● **Goal**
Copy out every line of the data exactly.

BEGIN Source material

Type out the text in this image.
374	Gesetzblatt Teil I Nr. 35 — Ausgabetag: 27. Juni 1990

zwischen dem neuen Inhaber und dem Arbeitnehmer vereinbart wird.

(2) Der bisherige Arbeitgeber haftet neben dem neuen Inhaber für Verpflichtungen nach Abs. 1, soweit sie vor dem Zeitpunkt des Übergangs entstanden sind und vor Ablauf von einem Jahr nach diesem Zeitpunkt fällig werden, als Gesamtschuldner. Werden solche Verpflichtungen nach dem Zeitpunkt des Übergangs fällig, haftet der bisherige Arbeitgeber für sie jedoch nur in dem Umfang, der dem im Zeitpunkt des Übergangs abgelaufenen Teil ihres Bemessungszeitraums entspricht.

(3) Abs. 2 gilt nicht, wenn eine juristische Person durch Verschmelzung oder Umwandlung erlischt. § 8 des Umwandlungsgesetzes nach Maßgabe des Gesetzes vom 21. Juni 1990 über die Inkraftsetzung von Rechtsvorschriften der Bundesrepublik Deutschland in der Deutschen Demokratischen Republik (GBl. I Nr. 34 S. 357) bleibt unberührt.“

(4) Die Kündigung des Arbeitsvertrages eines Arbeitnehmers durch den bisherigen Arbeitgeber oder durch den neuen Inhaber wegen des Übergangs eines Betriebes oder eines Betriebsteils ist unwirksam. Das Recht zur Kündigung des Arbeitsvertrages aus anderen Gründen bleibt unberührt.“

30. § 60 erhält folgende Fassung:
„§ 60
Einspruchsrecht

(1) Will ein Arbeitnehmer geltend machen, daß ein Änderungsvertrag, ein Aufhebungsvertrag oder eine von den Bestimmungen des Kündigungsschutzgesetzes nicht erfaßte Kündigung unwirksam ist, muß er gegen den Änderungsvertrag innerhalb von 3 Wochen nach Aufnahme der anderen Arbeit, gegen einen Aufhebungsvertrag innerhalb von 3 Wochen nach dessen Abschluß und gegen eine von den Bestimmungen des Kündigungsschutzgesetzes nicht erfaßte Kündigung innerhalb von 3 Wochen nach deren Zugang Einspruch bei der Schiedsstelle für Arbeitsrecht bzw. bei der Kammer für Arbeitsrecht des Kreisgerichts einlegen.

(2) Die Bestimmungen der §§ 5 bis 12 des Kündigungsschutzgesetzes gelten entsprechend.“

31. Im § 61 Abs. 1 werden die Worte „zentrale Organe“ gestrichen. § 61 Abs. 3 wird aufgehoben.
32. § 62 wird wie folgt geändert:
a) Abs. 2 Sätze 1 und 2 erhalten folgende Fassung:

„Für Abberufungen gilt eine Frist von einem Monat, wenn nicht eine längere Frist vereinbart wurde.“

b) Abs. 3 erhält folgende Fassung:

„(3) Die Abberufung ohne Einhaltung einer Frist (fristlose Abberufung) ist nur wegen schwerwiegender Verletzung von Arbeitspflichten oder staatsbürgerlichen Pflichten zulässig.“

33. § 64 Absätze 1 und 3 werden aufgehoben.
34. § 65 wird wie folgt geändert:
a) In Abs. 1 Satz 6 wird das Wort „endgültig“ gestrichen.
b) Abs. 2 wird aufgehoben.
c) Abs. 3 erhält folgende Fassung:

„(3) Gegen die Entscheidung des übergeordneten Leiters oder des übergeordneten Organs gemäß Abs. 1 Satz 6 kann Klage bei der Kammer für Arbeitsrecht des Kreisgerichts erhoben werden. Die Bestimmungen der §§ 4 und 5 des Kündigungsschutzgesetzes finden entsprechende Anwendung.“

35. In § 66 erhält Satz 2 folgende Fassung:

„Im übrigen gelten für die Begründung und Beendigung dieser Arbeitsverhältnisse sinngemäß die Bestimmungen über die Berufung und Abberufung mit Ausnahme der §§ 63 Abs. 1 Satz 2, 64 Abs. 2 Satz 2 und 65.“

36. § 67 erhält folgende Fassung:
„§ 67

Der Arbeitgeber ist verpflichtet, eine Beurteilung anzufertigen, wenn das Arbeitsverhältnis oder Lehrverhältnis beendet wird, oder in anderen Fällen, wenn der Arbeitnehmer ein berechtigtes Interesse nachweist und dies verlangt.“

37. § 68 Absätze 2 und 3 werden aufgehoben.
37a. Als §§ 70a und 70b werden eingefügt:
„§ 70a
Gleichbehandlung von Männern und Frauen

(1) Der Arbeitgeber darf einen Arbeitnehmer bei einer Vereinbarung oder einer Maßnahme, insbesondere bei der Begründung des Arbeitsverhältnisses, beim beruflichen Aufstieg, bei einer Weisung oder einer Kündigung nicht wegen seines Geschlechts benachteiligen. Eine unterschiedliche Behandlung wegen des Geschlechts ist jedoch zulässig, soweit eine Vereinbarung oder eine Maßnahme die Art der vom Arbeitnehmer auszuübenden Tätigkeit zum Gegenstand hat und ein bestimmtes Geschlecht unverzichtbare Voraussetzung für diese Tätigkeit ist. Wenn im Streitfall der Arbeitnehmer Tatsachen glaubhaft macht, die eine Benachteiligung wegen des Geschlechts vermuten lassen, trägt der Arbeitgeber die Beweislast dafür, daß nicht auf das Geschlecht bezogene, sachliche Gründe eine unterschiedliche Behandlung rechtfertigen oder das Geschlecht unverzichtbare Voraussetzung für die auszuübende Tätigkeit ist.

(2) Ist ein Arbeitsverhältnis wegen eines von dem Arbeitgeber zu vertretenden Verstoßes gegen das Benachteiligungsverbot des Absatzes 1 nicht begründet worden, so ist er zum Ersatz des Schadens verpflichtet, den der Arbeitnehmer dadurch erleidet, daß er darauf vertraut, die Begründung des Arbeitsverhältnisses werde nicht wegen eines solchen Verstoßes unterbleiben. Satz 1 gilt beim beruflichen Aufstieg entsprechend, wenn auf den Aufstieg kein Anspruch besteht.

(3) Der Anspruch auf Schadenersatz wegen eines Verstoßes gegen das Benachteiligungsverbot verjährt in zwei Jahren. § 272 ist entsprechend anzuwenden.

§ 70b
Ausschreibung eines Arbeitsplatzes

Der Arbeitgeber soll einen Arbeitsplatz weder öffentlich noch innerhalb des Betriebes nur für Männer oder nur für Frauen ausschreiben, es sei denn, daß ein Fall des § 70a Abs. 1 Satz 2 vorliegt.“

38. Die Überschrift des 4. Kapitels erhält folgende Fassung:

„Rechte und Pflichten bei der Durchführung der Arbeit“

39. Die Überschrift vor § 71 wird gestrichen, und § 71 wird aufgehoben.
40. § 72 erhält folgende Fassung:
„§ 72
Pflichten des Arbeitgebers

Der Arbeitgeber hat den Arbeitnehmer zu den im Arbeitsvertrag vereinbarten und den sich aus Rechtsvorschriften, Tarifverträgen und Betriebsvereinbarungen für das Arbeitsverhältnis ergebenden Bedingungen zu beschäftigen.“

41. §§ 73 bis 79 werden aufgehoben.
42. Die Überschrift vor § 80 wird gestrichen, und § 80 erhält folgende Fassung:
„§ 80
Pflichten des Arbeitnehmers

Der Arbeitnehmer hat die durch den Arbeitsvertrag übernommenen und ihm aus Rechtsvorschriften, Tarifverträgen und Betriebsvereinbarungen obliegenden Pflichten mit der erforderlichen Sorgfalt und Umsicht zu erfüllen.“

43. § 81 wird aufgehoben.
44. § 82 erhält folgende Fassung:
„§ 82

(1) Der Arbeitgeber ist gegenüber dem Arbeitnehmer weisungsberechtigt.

END Source material

● **Output of the exercise**
Type out the text in this image.
374	Gesetzblatt Teil I Nr. 35 — Ausgabetag: 27. Juni 1990

zwischen dem neuen Inhaber und dem Arbeitnehmer vereinbart wird.

(2) Der bisherige Arbeitgeber haftet neben dem neuen Inhaber für Verpflichtungen nach Abs. 1, soweit sie vor dem Zeitpunkt des Übergangs entstanden sind und vor Ablauf von einem Jahr nach diesem Zeitpunkt fällig werden, als Gesamtschuldner. Werden solche Verpflichtungen nach dem Zeitpunkt des Übergangs fällig, haftet der bisherige Arbeitgeber für sie jedoch nur in dem Umfang, der dem im Zeitpunkt des Übergangs abgelaufenen Teil ihres Bemessungszeitraums entspricht.

(3) Abs. 2 gilt nicht, wenn eine juristische Person durch Verschmelzung oder Umwandlung erlischt. § 8 des Umwandlungsgesetzes nach Maßgabe des Gesetzes vom 21. Juni 1990 über die Inkraftsetzung von Rechtsvorschriften der Bundesrepublik Deutschland in der Deutschen Demokratischen Republik (GBl. I Nr. 34 S. 357) bleibt unberührt.“

(4) Die Kündigung des Arbeitsvertrages eines Arbeitnehmers durch den bisherigen Arbeitgeber oder durch den neuen Inhaber wegen des Übergangs eines Betriebes oder eines Betriebsteils ist unwirksam. Das Recht zur Kündigung des Arbeitsvertrages aus anderen Gründen bleibt unberührt.“

30. § 60 erhält folgende Fassung:
„§ 60
Einspruchsrecht

(1) Will ein Arbeitnehmer geltend machen, daß ein Änderungsvertrag, ein Aufhebungsvertrag oder eine von den Bestimmungen des Kündigungsschutzgesetzes nicht erfaßte Kündigung unwirksam ist, muß er gegen den Änderungsvertrag innerhalb von 3 Wochen nach Aufnahme der anderen Arbeit, gegen einen Aufhebungsvertrag innerhalb von 3 Wochen nach dessen Abschluß und gegen eine von den Bestimmungen des Kündigungsschutzgesetzes nicht erfaßte Kündigung innerhalb von 3 Wochen nach deren Zugang Einspruch bei der Schiedsstelle für Arbeitsrecht bzw. bei der Kammer für Arbeitsrecht des Kreisgerichts einlegen.

(2) Die Bestimmungen der §§ 5 bis 12 des Kündigungsschutzgesetzes gelten entsprechend.“

31. Im § 61 Abs. 1 werden die Worte „zentrale Organe“ gestrichen. § 61 Abs. 3 wird aufgehoben.
32. § 62 wird wie folgt geändert:
a) Abs. 2 Sätze 1 und 2 erhalten folgende Fassung:

„Für Abberufungen gilt eine Frist von einem Monat, wenn nicht eine längere Frist vereinbart wurde.“

b) Abs. 3 erhält folgende Fassung:

„(3) Die Abberufung ohne Einhaltung einer Frist (fristlose Abberufung) ist nur wegen schwerwiegender Verletzung von Arbeitspflichten oder staatsbürgerlichen Pflichten zulässig.“

33. § 64 Absätze 1 und 3 werden aufgehoben.
34. § 65 wird wie folgt geändert:
a) In Abs. 1 Satz 6 wird das Wort „endgültig“ gestrichen.
b) Abs. 2 wird aufgehoben.
c) Abs. 3 erhält folgende Fassung:

„(3) Gegen die Entscheidung des übergeordneten Leiters oder des übergeordneten Organs gemäß Abs. 1 Satz 6 kann Klage bei der Kammer für Arbeitsrecht des Kreisgerichts erhoben werden. Die Bestimmungen der §§ 4 und 5 des Kündigungsschutzgesetzes finden entsprechende Anwendung.“

35. In § 66 erhält Satz 2 folgende Fassung:

„Im übrigen gelten für die Begründung und Beendigung dieser Arbeitsverhältnisse sinngemäß die Bestimmungen über die Berufung und Abberufung mit Ausnahme der §§ 63 Abs. 1 Satz 2, 64 Abs. 2 Satz 2 und 65.“

36. § 67 erhält folgende Fassung:
„§ 67

Der Arbeitgeber ist verpflichtet, eine Beurteilung anzufertigen, wenn das Arbeitsverhältnis oder Lehrverhältnis beendet wird, oder in anderen Fällen, wenn der Arbeitnehmer ein berechtigtes Interesse nachweist und dies verlangt.“

37. § 68 Absätze 2 und 3 werden aufgehoben.
37a. Als §§ 70a und 70b werden eingefügt:
„§ 70a
Gleichbehandlung von Männern und Frauen

(1) Der Arbeitgeber darf einen Arbeitnehmer bei einer Vereinbarung oder einer Maßnahme, insbesondere bei der Begründung des Arbeitsverhältnisses, beim beruflichen Aufstieg, bei einer Weisung oder einer Kündigung nicht wegen seines Geschlechts benachteiligen. Eine unterschiedliche Behandlung wegen des Geschlechts ist jedoch zulässig, soweit eine Vereinbarung oder eine Maßnahme die Art der vom Arbeitnehmer auszuübenden Tätigkeit zum Gegenstand hat und ein bestimmtes Geschlecht unverzichtbare Voraussetzung für diese Tätigkeit ist. Wenn im Streitfall der Arbeitnehmer Tatsachen glaubhaft macht, die eine Benachteiligung wegen des Geschlechts vermuten lassen, trägt der Arbeitgeber die Beweislast dafür, daß nicht auf das Geschlecht bezogene, sachliche Gründe eine unterschiedliche Behandlung rechtfertigen oder das Geschlecht unverzichtbare Voraussetzung für die auszuübende Tätigkeit ist.

(2) Ist ein Arbeitsverhältnis wegen eines von dem Arbeitgeber zu vertretenden Verstoßes gegen das Benachteiligungsverbot des Absatzes 1 nicht begründet worden, so ist er zum Ersatz des Schadens verpflichtet, den der Arbeitnehmer dadurch erleidet, daß er darauf vertraut, die Begründung des Arbeitsverhältnisses werde nicht wegen eines solchen Verstoßes unterbleiben. Satz 1 gilt beim beruflichen Aufstieg entsprechend, wenn auf den Aufstieg kein Anspruch besteht.

(3) Der Anspruch auf Schadenersatz wegen eines Verstoßes gegen das Benachteiligungsverbot verjährt in zwei Jahren. § 272 ist entsprechend anzuwenden.

§ 70b
Ausschreibung eines Arbeitsplatzes

Der Arbeitgeber soll einen Arbeitsplatz weder öffentlich noch innerhalb des Betriebes nur für Männer oder nur für Frauen ausschreiben, es sei denn, daß ein Fall des § 70a Abs. 1 Satz 2 vorliegt.“

38. Die Überschrift des 4. Kapitels erhält folgende Fassung:

„Rechte und Pflichten bei der Durchführung der Arbeit“

39. Die Überschrift vor § 71 wird gestrichen, und § 71 wird aufgehoben.
40. § 72 erhält folgende Fassung:
„§ 72
Pflichten des Arbeitgebers

Der Arbeitgeber hat den Arbeitnehmer zu den im Arbeitsvertrag vereinbarten und den sich aus Rechtsvorschriften, Tarifverträgen und Betriebsvereinbarungen für das Arbeitsverhältnis ergebenden Bedingungen zu beschäftigen.“

41. §§ 73 bis 79 werden aufgehoben.
42. Die Überschrift vor § 80 wird gestrichen, und § 80 erhält folgende Fassung:
„§ 80
Pflichten des Arbeitnehmers

Der Arbeitnehmer hat die durch den Arbeitsvertrag übernommenen und ihm aus Rechtsvorschriften, Tarifverträgen und Betriebsvereinbarungen obliegenden Pflichten mit der erforderlichen Sorgfalt und Umsicht zu erfüllen.“

43. § 81 wird aufgehoben.
44. § 82 erhält folgende Fassung:
„§ 82

(1) Der Arbeitgeber ist gegenüber dem Arbeitnehmer weisungsberechtigt.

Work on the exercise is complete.